Exercise task: Extract each line holding the word "neben" from the entries.

Given entries:
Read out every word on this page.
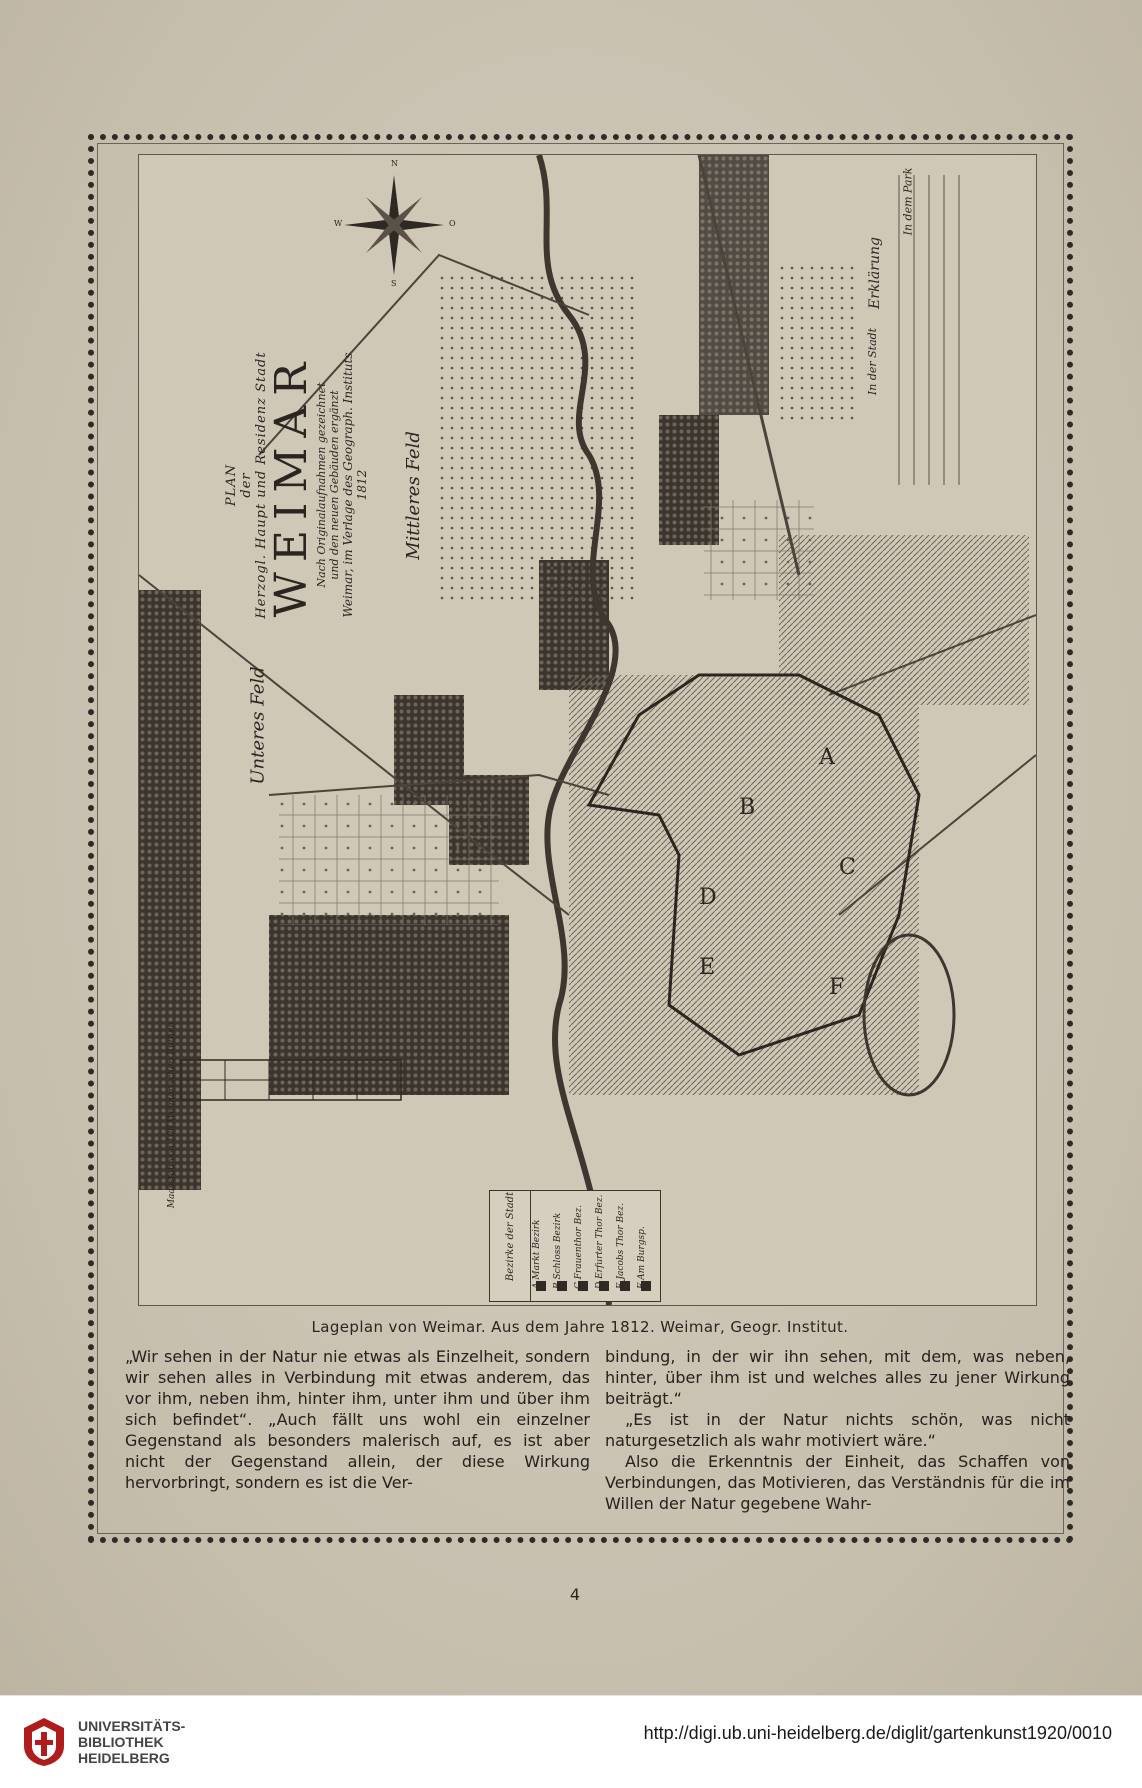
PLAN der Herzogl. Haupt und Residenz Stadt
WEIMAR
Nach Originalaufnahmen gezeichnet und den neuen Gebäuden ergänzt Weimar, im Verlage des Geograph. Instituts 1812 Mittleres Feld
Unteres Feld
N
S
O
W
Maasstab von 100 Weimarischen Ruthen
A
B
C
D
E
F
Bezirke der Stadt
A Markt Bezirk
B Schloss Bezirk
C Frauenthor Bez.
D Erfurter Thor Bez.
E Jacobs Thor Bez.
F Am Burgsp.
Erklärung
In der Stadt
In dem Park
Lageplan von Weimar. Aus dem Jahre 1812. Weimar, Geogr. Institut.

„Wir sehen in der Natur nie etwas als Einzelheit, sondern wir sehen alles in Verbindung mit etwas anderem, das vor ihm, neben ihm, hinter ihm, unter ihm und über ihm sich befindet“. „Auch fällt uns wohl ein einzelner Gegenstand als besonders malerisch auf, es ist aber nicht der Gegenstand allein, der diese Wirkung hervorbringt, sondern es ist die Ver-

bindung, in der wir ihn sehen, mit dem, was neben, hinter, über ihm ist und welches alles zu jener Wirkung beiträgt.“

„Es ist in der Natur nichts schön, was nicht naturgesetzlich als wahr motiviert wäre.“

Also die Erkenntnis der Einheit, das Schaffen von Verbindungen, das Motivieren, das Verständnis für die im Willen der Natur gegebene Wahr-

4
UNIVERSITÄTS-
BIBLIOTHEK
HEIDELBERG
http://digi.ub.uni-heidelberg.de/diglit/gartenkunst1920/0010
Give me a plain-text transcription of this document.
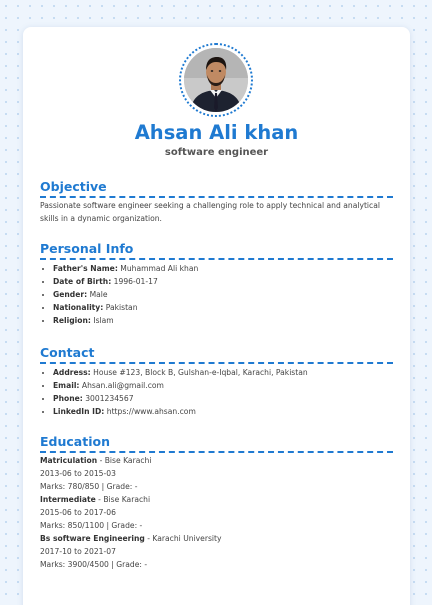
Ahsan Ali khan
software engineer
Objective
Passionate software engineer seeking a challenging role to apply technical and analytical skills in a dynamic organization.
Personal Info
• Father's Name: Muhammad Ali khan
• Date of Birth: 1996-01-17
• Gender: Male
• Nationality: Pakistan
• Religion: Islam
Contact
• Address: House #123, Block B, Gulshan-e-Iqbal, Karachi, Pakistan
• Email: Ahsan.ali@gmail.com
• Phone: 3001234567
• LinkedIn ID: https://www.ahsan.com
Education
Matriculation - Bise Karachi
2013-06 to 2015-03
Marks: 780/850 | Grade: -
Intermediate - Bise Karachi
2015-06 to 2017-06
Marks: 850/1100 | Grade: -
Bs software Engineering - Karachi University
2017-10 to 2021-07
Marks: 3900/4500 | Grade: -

Finished task:
„Wir sehen in der Natur nie etwas als Einzelheit, sondern wir sehen alles in Verbindung mit etwas anderem, das vor ihm, neben ihm, hinter ihm, unter ihm und über ihm sich befindet“. „Auch fällt uns wohl ein einzelner Gegenstand als besonders malerisch auf, es ist aber nicht der Gegenstand allein, der diese Wirkung hervorbringt, sondern es ist die Ver-
bindung, in der wir ihn sehen, mit dem, was neben, hinter, über ihm ist und welches alles zu jener Wirkung beiträgt.“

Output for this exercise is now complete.